-------- RECORDED DATA --------

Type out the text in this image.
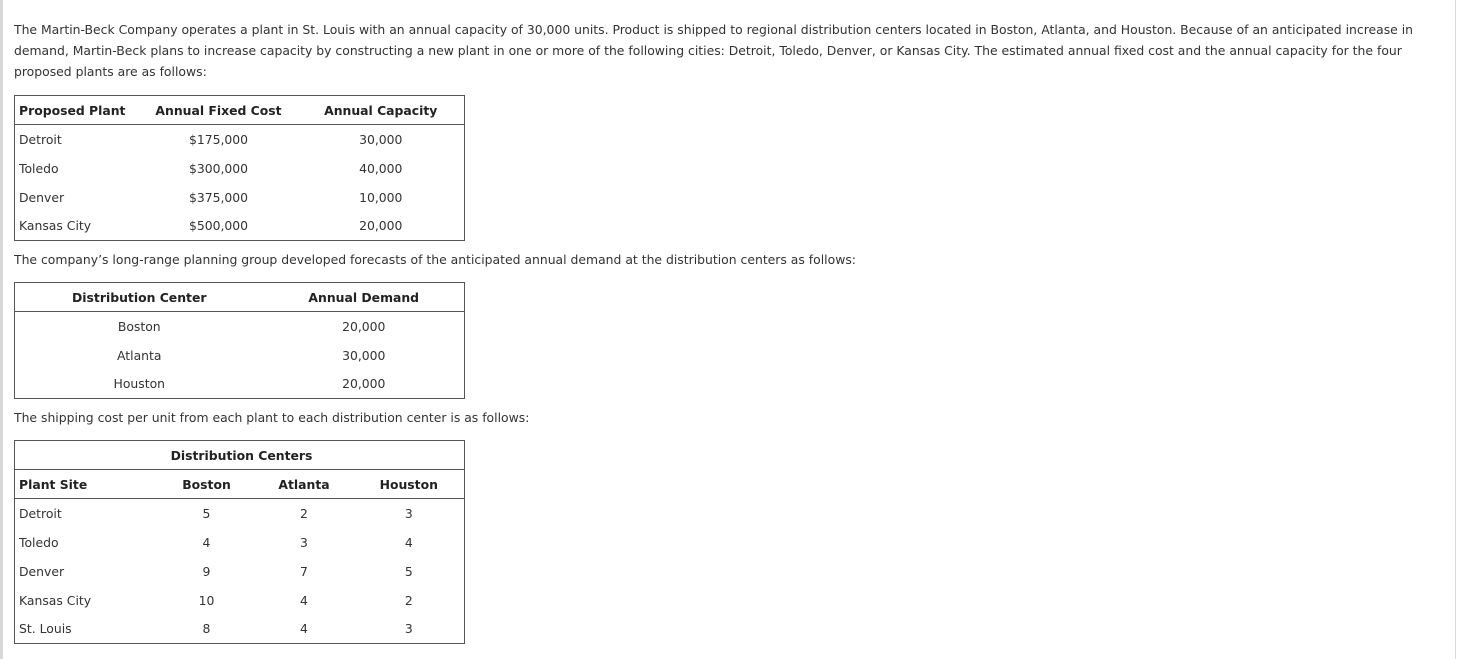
The Martin-Beck Company operates a plant in St. Louis with an annual capacity of 30,000 units. Product is shipped to regional distribution centers located in Boston, Atlanta, and Houston. Because of an anticipated increase in demand, Martin-Beck plans to increase capacity by constructing a new plant in one or more of the following cities: Detroit, Toledo, Denver, or Kansas City. The estimated annual fixed cost and the annual capacity for the four proposed plants are as follows:

Proposed Plant	Annual Fixed Cost	Annual Capacity
Detroit	$175,000	30,000
Toledo	$300,000	40,000
Denver	$375,000	10,000
Kansas City	$500,000	20,000

The company’s long-range planning group developed forecasts of the anticipated annual demand at the distribution centers as follows:

Distribution Center	Annual Demand
Boston	20,000
Atlanta	30,000
Houston	20,000

The shipping cost per unit from each plant to each distribution center is as follows:

Distribution Centers			
Plant Site	Boston	Atlanta	Houston
Detroit	5	2	3
Toledo	4	3	4
Denver	9	7	5
Kansas City	10	4	2
St. Louis	8	4	3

--------

SET EXERCISE: Find and copy every line in the entries above where the string "Denver" occurs.

EXERCISE RESULT:
The Martin-Beck Company operates a plant in St. Louis with an annual capacity of 30,000 units. Product is shipped to regional distribution centers located in Boston, Atlanta, and Houston. Because of an anticipated increase in demand, Martin-Beck plans to increase capacity by constructing a new plant in one or more of the following cities: Detroit, Toledo, Denver, or Kansas City. The estimated annual fixed cost and the annual capacity for the four proposed plants are as follows:
Denver	$375,000	10,000
Denver	9	7	5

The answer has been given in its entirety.